Read through the data and report every line in which the word "median" occurs.

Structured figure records
━━━━━━━━━━━━━━━━
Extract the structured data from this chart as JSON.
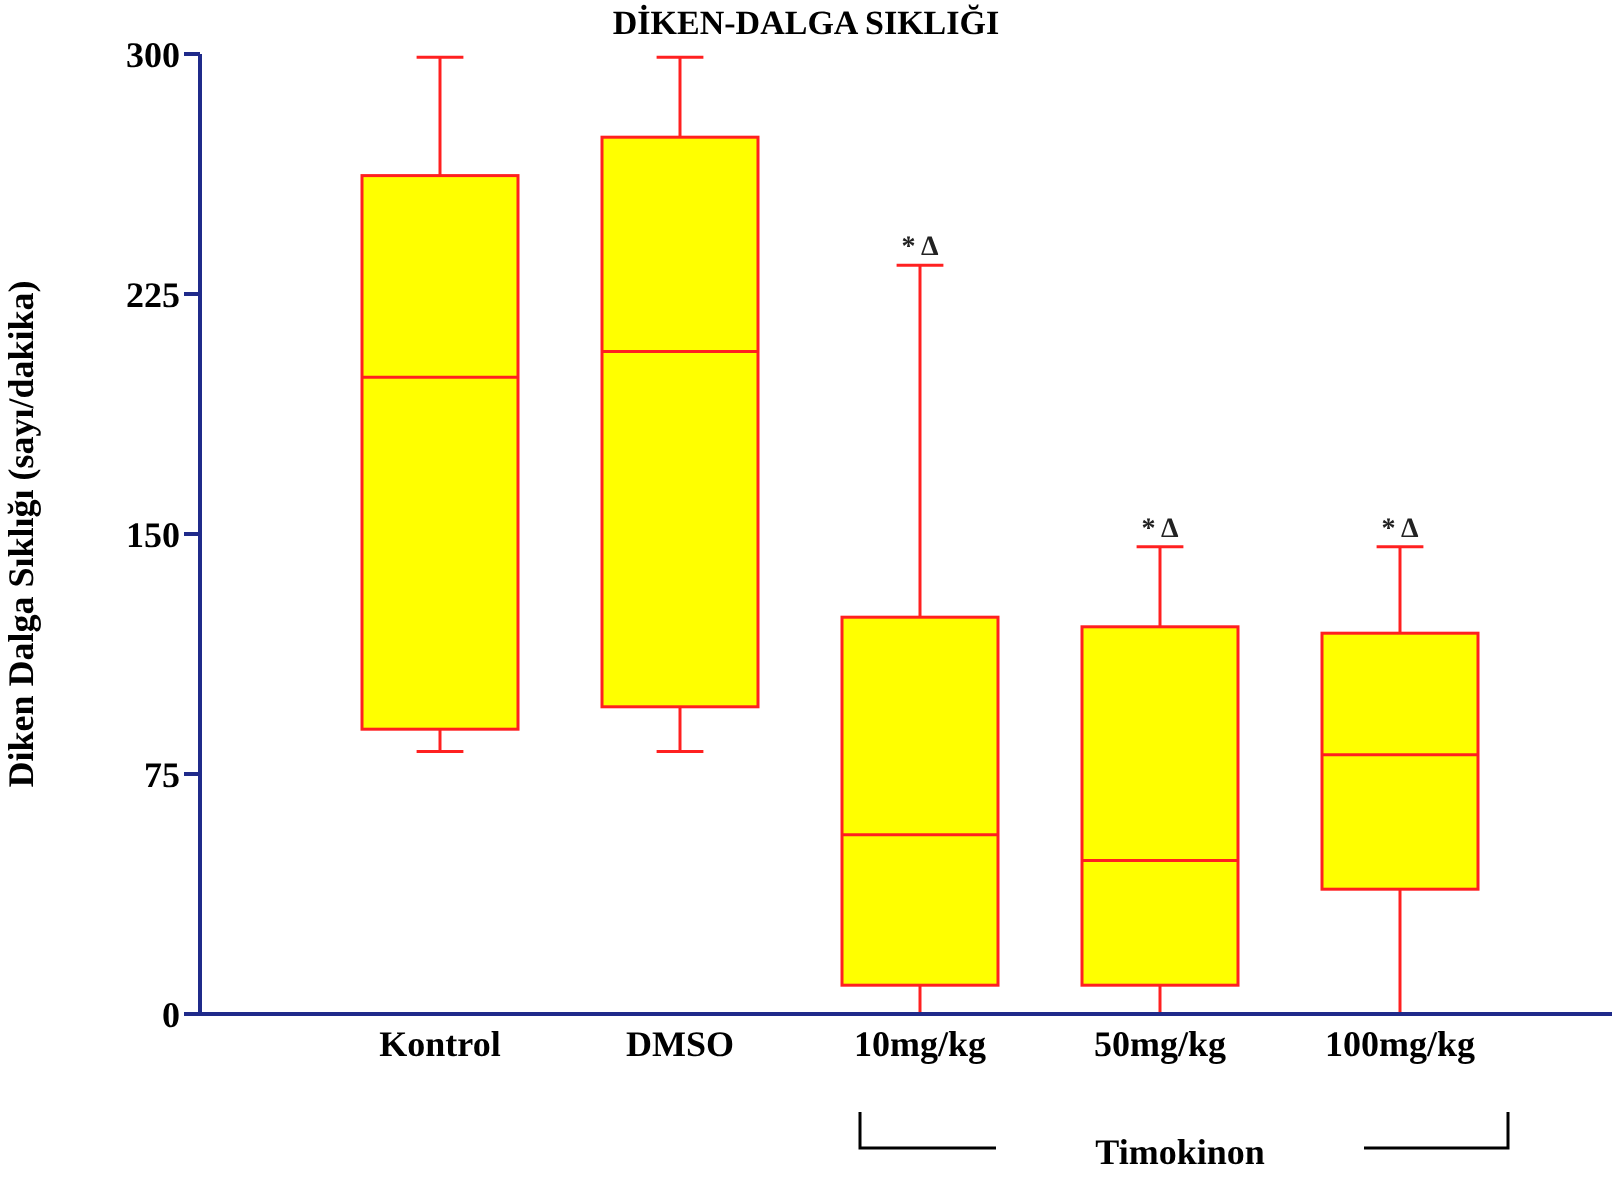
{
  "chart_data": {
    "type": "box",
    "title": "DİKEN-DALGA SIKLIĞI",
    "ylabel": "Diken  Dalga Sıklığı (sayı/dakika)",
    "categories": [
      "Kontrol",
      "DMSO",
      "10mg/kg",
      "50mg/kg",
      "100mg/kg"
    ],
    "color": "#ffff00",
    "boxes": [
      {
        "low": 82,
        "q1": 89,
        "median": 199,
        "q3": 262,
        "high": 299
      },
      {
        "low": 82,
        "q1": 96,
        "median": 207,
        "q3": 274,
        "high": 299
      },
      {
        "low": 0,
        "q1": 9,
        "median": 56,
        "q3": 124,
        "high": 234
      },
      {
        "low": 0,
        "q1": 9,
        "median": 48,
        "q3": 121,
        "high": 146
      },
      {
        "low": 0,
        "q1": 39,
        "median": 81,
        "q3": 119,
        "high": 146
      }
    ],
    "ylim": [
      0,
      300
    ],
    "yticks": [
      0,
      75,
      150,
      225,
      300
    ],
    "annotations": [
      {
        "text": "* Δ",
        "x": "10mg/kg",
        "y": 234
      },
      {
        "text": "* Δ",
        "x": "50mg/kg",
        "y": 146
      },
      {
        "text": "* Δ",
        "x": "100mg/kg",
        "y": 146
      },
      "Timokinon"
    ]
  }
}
━━━━━━━━━━━━━━━━
→ RESPONSE FOR THIS EXERCISE
        "median": 199,
        "median": 207,
        "median": 56,
        "median": 48,
        "median": 81,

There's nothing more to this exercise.